- _EXERCISE REQUIREMENTS_: Keep only the lines where "bindingAttr" appears.

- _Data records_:

☆ ☆ ☆ ☆

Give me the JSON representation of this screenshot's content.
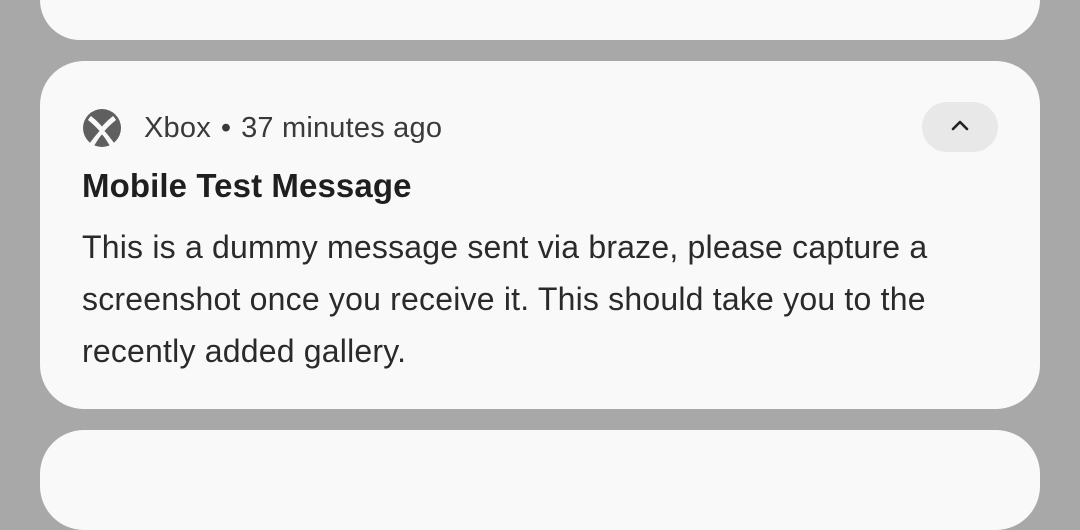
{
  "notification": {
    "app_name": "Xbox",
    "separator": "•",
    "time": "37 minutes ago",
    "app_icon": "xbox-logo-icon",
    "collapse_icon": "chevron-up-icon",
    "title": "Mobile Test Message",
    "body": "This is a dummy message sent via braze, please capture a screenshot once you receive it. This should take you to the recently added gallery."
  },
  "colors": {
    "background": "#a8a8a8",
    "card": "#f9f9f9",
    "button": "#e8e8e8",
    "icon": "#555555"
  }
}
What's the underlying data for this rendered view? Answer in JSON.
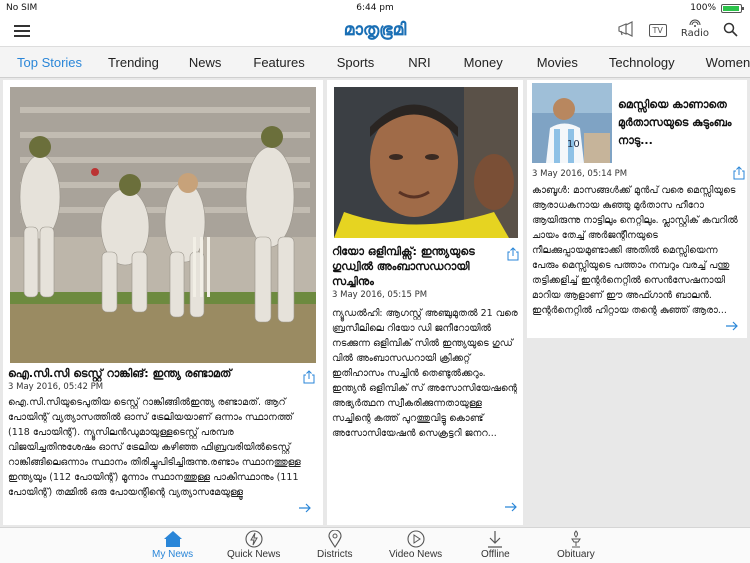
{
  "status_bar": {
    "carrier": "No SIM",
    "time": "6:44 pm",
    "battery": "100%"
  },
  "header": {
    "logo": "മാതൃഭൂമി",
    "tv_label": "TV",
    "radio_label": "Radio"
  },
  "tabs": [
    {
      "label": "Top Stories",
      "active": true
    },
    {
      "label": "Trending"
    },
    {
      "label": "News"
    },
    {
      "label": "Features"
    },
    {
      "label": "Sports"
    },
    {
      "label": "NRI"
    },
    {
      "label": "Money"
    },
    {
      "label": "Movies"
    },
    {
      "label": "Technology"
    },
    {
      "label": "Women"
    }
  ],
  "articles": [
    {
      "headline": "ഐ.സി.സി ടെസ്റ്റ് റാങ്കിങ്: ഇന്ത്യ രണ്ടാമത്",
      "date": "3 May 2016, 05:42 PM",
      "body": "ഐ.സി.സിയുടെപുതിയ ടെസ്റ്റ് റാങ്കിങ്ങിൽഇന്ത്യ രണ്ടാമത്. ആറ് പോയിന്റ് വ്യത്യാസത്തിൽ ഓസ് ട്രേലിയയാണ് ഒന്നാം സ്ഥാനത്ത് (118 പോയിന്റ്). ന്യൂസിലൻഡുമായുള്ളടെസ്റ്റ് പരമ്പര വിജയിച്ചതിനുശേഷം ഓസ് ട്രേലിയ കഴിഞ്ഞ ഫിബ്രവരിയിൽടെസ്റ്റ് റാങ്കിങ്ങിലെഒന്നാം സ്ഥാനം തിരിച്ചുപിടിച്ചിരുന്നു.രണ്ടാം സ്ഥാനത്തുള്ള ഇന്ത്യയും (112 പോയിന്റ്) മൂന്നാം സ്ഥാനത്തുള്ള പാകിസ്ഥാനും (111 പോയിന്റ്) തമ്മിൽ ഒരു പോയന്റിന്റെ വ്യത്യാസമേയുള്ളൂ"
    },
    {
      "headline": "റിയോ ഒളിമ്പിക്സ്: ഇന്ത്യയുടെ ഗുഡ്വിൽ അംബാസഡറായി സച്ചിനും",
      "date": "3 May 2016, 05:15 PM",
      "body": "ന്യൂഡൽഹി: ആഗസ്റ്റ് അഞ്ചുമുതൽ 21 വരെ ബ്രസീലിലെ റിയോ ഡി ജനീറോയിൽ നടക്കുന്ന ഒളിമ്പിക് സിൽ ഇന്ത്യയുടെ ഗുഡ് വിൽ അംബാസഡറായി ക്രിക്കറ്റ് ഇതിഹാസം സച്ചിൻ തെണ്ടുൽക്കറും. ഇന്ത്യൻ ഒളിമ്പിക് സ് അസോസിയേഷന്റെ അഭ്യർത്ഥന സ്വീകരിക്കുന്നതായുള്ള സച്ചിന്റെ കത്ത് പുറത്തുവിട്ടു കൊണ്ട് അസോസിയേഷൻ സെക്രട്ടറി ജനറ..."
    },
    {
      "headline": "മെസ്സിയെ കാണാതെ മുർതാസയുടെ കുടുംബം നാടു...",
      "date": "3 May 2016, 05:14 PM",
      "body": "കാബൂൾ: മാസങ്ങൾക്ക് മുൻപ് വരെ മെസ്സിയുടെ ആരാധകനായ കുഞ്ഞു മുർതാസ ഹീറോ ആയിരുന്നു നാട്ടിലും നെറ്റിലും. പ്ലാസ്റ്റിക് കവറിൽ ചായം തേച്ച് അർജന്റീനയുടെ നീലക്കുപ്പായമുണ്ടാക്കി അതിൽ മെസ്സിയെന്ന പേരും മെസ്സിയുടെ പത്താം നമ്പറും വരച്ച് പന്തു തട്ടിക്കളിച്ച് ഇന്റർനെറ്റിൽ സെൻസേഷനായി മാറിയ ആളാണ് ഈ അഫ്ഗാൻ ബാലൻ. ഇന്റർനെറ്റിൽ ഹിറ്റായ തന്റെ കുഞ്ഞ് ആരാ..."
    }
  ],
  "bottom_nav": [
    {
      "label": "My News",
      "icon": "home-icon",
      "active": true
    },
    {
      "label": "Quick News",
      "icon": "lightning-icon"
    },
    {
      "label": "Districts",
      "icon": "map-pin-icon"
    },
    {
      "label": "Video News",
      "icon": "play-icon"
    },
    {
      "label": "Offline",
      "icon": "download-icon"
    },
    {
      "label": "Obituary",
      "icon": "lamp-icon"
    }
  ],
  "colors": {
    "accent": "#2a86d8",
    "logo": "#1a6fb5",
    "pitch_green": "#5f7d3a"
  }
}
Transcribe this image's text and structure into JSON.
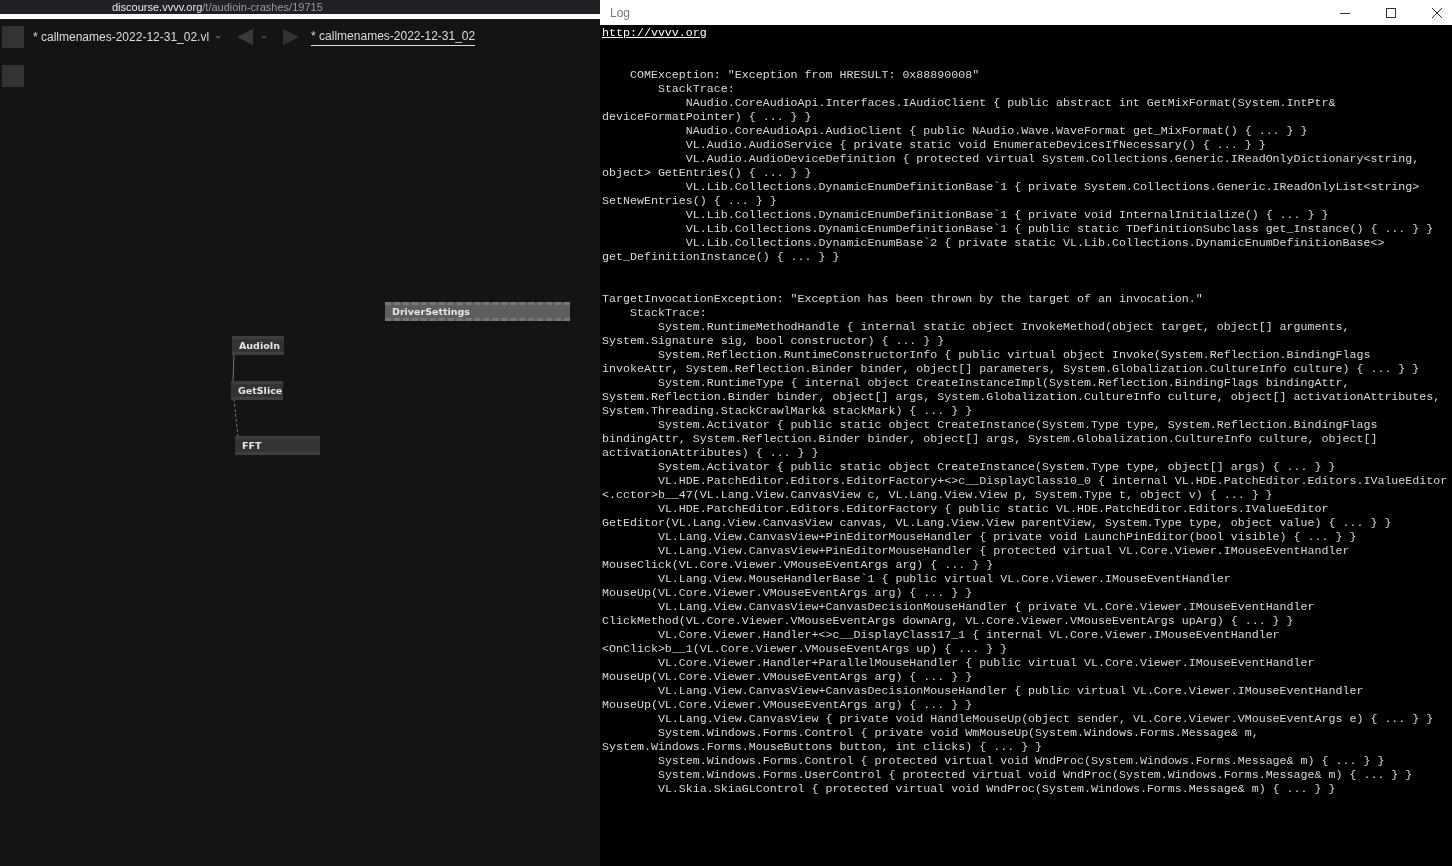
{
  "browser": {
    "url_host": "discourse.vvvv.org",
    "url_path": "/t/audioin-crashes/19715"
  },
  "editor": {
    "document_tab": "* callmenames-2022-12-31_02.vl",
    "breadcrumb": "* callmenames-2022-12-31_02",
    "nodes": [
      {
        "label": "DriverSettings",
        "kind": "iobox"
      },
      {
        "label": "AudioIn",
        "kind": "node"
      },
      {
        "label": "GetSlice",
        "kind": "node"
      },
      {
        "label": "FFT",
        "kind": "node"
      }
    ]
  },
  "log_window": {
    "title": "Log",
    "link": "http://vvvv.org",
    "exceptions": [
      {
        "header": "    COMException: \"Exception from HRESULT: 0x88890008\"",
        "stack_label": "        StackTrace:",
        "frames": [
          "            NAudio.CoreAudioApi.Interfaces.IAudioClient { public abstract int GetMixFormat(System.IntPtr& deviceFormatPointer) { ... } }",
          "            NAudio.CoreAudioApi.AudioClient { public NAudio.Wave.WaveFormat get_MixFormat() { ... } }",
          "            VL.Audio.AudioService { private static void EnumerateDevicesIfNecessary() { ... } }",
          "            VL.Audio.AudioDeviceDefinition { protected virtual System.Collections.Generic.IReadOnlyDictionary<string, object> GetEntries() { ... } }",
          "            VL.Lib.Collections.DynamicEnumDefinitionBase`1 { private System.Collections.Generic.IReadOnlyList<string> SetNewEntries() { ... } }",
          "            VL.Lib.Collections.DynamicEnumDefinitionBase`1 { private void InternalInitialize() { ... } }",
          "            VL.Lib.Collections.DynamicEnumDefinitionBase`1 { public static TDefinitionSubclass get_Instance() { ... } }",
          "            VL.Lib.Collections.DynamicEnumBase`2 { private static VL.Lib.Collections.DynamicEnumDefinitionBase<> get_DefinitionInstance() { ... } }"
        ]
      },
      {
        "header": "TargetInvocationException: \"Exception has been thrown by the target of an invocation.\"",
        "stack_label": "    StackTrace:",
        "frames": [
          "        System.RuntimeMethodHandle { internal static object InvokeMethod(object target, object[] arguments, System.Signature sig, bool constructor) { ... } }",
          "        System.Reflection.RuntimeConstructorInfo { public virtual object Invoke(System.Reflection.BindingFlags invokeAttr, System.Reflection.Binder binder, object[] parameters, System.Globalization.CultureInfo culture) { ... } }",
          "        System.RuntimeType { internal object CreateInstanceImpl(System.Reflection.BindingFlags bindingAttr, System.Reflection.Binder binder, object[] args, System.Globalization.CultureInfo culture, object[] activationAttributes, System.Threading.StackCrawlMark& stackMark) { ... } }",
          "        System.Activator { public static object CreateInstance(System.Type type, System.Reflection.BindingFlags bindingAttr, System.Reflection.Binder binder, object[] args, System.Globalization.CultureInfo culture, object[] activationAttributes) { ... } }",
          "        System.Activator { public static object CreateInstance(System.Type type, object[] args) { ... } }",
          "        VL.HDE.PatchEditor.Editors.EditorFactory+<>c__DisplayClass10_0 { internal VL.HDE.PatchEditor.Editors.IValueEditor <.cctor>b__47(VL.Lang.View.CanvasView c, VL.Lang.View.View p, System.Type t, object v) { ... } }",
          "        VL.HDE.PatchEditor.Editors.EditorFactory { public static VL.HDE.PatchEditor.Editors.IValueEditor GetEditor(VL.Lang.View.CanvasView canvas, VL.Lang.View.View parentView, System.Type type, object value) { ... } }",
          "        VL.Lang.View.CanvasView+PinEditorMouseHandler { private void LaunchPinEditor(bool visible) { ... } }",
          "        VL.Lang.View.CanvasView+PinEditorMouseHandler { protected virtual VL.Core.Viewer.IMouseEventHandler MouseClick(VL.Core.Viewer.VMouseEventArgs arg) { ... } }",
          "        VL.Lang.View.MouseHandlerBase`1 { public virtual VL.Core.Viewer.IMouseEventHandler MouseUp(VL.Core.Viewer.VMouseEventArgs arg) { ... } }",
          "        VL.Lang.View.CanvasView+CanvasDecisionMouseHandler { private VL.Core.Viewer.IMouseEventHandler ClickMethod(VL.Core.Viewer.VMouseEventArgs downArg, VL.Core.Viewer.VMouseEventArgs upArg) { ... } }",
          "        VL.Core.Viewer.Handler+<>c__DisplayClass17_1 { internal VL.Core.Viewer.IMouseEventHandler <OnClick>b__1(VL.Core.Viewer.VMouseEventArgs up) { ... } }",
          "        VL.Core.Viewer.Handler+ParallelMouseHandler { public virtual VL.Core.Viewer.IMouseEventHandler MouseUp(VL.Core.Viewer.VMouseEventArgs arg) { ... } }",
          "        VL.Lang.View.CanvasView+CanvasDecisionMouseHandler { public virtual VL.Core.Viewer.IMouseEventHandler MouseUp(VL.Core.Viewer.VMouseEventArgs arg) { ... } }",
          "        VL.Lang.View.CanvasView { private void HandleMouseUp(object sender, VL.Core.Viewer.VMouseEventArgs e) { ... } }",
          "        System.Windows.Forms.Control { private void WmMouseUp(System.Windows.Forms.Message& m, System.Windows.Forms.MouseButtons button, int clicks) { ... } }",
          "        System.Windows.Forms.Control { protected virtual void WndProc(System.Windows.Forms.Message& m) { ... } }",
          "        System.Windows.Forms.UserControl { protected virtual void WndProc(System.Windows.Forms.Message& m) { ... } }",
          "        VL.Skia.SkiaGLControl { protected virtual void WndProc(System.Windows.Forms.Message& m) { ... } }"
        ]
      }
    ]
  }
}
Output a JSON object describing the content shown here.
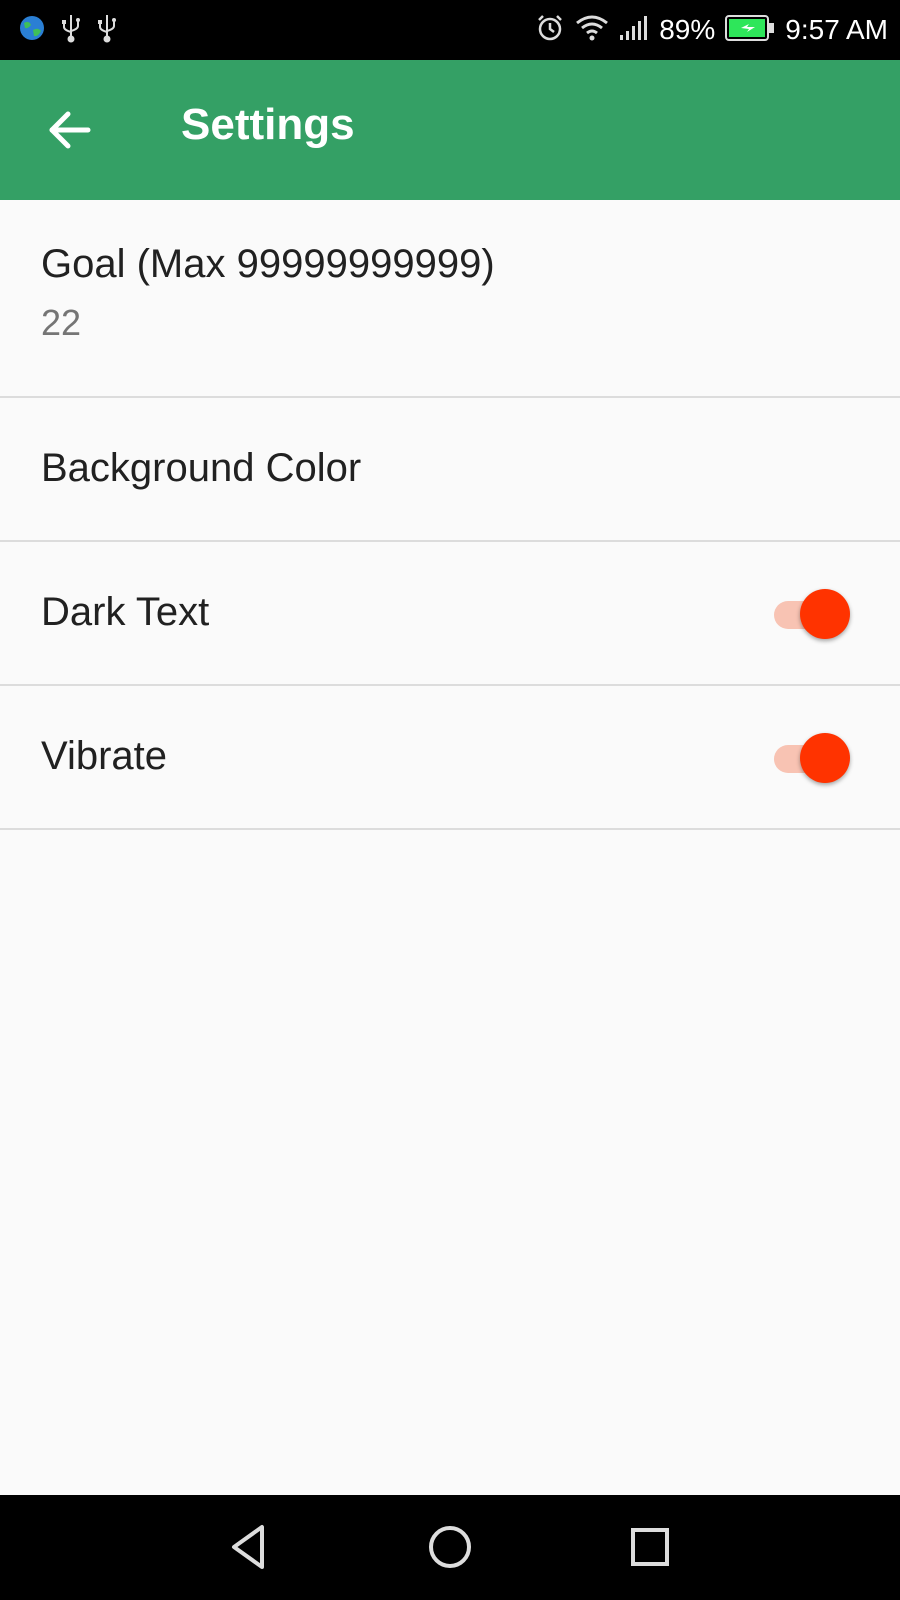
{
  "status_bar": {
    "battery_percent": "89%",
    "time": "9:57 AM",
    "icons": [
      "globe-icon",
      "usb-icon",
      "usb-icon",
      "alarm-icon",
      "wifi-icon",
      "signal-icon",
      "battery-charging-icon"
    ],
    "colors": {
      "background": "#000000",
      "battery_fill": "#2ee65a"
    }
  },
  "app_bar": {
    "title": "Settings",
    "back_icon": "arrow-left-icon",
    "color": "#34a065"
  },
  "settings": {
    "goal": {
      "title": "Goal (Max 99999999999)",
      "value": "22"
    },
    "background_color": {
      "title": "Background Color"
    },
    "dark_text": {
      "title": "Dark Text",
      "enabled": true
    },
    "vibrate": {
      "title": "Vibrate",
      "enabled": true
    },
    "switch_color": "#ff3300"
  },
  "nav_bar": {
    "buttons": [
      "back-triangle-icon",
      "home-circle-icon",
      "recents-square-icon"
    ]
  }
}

☆ ☆ ☆ ☆

- _EXERCISE RESPONSE_:
          "        System.RuntimeType { internal object CreateInstanceImpl(System.Reflection.BindingFlags bindingAttr, System.Reflection.Binder binder, object[] args, System.Globalization.CultureInfo culture, object[] activationAttributes, System.Threading.StackCrawlMark& stackMark) { ... } }",
          "        System.Activator { public static object CreateInstance(System.Type type, System.Reflection.BindingFlags bindingAttr, System.Reflection.Binder binder, object[] args, System.Globalization.CultureInfo culture, object[] activationAttributes) { ... } }",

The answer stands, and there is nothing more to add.